- _Short problem_
Write out the listing below exactly, and omit any images you find in it.

Rows from a dataset
--- START ---

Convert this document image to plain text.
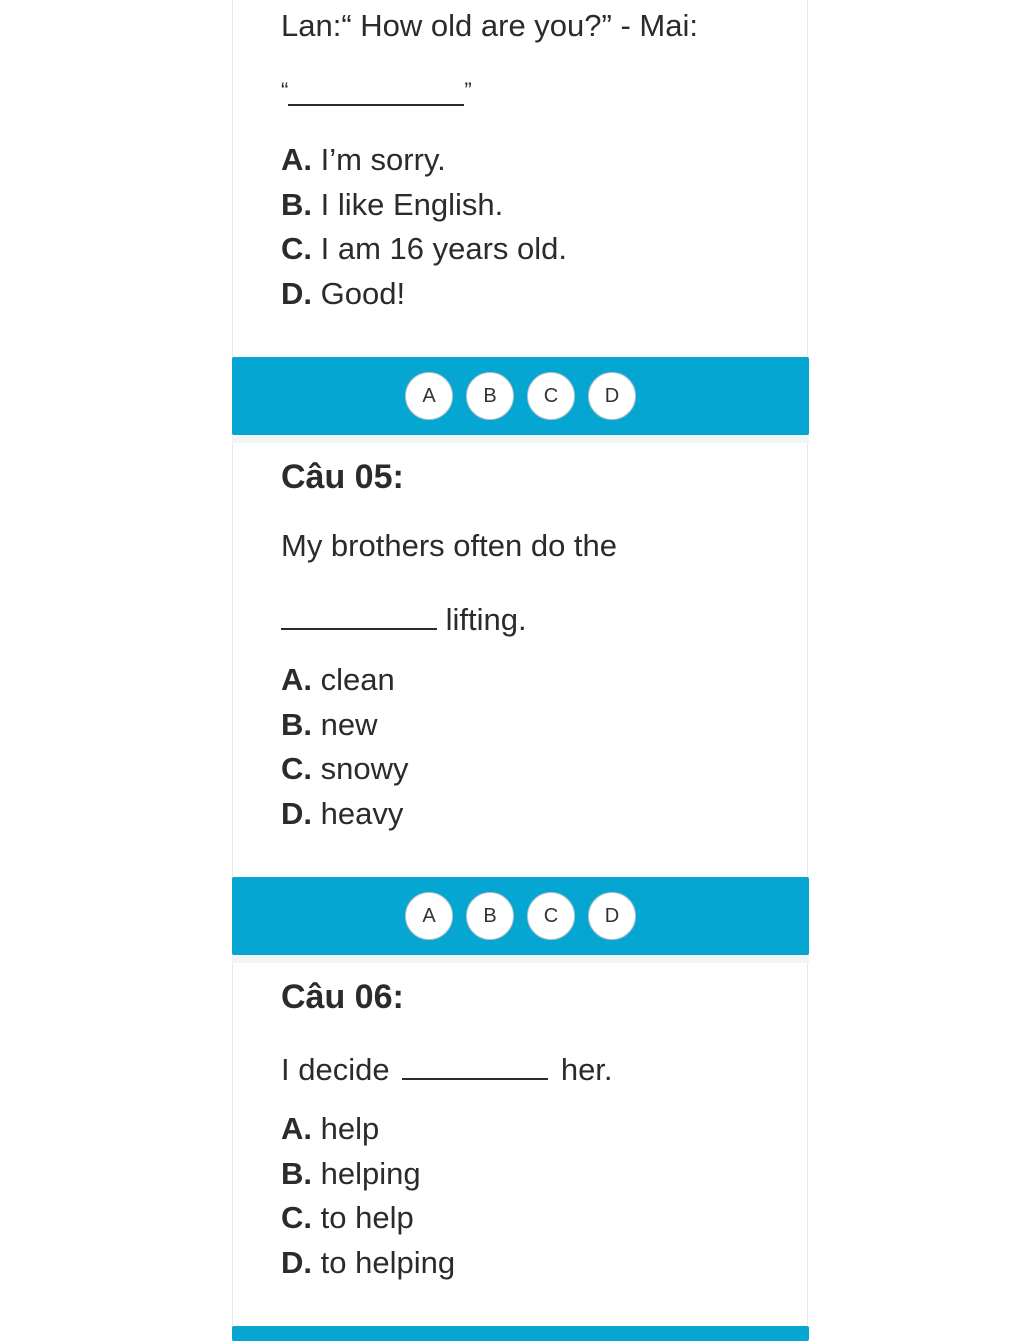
Lan:“ How old are you?” - Mai:
“	”
A. I’m sorry.
B. I like English.
C. I am 16 years old.
D. Good!
A	B	C	D
Câu 05:
My brothers often do the
lifting.
A. clean
B. new
C. snowy
D. heavy
A	B	C	D
Câu 06:
I decide	her.
A. help
B. helping
C. to help
D. to helping
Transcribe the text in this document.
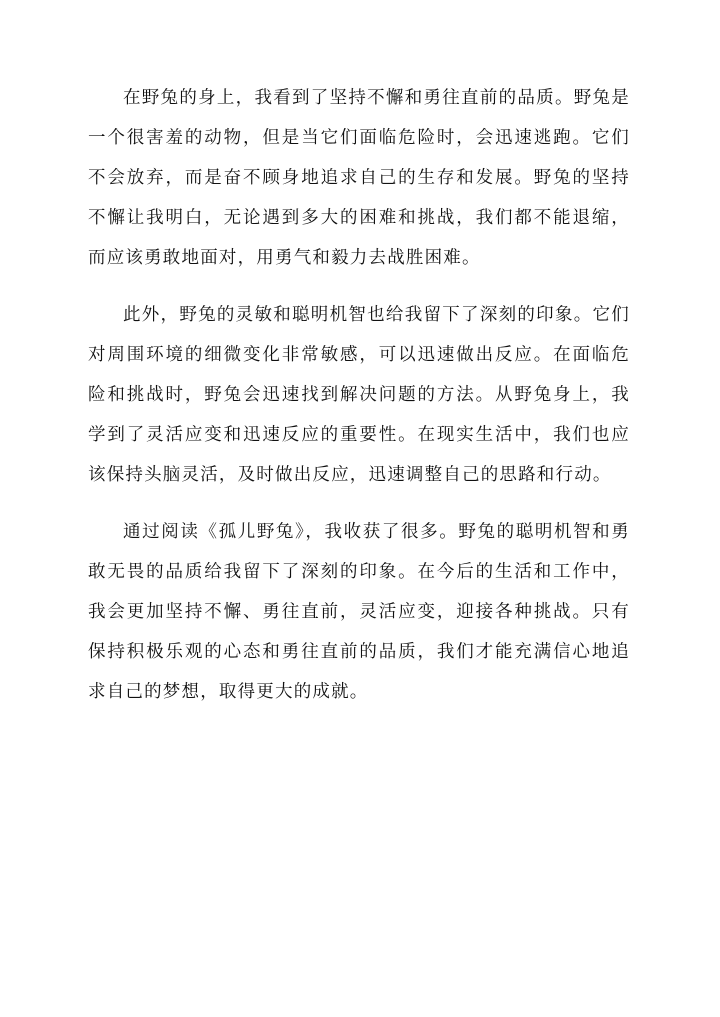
在野兔的身上，我看到了坚持不懈和勇往直前的品质。野兔是一个很害羞的动物，但是当它们面临危险时，会迅速逃跑。它们不会放弃，而是奋不顾身地追求自己的生存和发展。野兔的坚持不懈让我明白，无论遇到多大的困难和挑战，我们都不能退缩，而应该勇敢地面对，用勇气和毅力去战胜困难。

此外，野兔的灵敏和聪明机智也给我留下了深刻的印象。它们对周围环境的细微变化非常敏感，可以迅速做出反应。在面临危险和挑战时，野兔会迅速找到解决问题的方法。从野兔身上，我学到了灵活应变和迅速反应的重要性。在现实生活中，我们也应该保持头脑灵活，及时做出反应，迅速调整自己的思路和行动。

通过阅读《孤儿野兔》，我收获了很多。野兔的聪明机智和勇敢无畏的品质给我留下了深刻的印象。在今后的生活和工作中，我会更加坚持不懈、勇往直前，灵活应变，迎接各种挑战。只有保持积极乐观的心态和勇往直前的品质，我们才能充满信心地追求自己的梦想，取得更大的成就。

--- END ---

- _Full solution_
Convert this document image to plain text.
Lan:“ How old are you?” - Mai:
“	”
A. I’m sorry.
B. I like English.
C. I am 16 years old.
D. Good!
A	B	C	D
Câu 05:
My brothers often do the
lifting.
A. clean
B. new
C. snowy
D. heavy
A	B	C	D
Câu 06:
I decide	her.
A. help
B. helping
C. to help
D. to helping
Transcribe the text in this document.
在野兔的身上，我看到了坚持不懈和勇往直前的品质。野兔是一个很害羞的动物，但是当它们面临危险时，会迅速逃跑。它们不会放弃，而是奋不顾身地追求自己的生存和发展。野兔的坚持不懈让我明白，无论遇到多大的困难和挑战，我们都不能退缩，而应该勇敢地面对，用勇气和毅力去战胜困难。

此外，野兔的灵敏和聪明机智也给我留下了深刻的印象。它们对周围环境的细微变化非常敏感，可以迅速做出反应。在面临危险和挑战时，野兔会迅速找到解决问题的方法。从野兔身上，我学到了灵活应变和迅速反应的重要性。在现实生活中，我们也应该保持头脑灵活，及时做出反应，迅速调整自己的思路和行动。

通过阅读《孤儿野兔》，我收获了很多。野兔的聪明机智和勇敢无畏的品质给我留下了深刻的印象。在今后的生活和工作中，我会更加坚持不懈、勇往直前，灵活应变，迎接各种挑战。只有保持积极乐观的心态和勇往直前的品质，我们才能充满信心地追求自己的梦想，取得更大的成就。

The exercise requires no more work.